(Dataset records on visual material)
====

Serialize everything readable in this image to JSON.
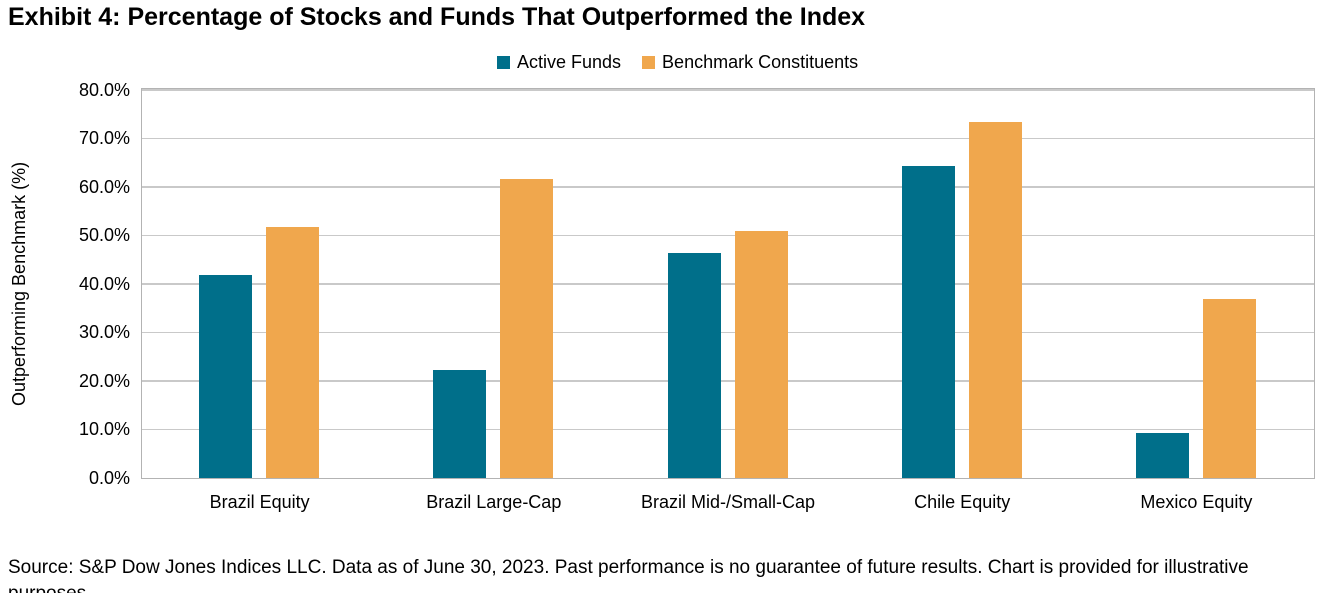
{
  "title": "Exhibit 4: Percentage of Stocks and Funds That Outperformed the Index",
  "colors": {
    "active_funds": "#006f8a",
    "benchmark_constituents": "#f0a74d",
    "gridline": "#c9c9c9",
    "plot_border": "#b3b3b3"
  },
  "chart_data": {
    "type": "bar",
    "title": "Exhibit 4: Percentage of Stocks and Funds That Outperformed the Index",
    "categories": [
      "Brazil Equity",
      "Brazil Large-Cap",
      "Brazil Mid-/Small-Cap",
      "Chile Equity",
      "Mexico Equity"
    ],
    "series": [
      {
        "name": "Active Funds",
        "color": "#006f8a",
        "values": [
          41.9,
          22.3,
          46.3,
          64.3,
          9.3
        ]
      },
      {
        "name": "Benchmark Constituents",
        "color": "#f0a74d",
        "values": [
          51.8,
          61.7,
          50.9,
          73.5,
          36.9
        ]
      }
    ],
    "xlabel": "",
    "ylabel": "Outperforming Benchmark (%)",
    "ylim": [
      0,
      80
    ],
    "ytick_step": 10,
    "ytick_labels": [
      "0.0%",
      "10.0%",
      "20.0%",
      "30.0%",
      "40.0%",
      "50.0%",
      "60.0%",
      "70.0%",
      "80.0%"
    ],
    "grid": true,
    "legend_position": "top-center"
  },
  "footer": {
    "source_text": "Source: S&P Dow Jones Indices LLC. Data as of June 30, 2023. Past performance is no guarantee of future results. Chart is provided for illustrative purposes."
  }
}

====

Examine the listing and say how many of its lines contain the string "Brazil". Give the number alone.

* _Answer to the task_:
3